WHAT YOU WILL DO – Which lines hold the word "text"? Copy each of them from the material.

RECORD SET –
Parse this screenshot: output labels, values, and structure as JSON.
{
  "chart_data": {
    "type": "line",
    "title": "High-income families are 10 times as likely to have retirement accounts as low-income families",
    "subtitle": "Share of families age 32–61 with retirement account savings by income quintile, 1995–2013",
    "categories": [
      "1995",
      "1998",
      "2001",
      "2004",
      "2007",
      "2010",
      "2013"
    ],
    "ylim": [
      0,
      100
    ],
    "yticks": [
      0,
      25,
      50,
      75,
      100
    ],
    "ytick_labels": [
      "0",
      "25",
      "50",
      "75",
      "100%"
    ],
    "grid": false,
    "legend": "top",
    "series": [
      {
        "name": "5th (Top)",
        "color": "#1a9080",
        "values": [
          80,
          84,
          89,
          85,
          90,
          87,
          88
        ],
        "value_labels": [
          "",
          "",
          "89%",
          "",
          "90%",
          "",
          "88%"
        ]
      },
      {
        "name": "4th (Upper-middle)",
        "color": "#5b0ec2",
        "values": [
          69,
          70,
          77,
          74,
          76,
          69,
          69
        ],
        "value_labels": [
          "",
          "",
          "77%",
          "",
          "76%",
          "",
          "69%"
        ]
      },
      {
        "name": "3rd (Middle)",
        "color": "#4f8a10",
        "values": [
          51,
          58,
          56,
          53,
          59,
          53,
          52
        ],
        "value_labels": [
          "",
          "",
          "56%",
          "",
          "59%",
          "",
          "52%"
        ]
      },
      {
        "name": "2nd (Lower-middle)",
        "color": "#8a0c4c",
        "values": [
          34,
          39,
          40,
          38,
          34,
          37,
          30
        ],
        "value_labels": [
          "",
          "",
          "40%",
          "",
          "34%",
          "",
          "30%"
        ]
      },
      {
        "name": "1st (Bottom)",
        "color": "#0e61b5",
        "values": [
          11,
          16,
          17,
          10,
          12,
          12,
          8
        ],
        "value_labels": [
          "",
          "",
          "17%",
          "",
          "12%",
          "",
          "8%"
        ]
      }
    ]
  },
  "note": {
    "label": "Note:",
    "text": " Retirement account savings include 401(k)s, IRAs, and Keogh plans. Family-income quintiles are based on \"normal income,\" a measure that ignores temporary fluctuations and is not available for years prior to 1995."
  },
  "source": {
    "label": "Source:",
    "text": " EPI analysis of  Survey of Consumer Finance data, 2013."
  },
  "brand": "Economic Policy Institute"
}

EXPECTED OUTPUT –
    "text": " Retirement account savings include 401(k)s, IRAs, and Keogh plans. Family-income quintiles are based on \"normal income,\" a measure that ignores temporary fluctuations and is not available for years prior to 1995."
    "text": " EPI analysis of  Survey of Consumer Finance data, 2013."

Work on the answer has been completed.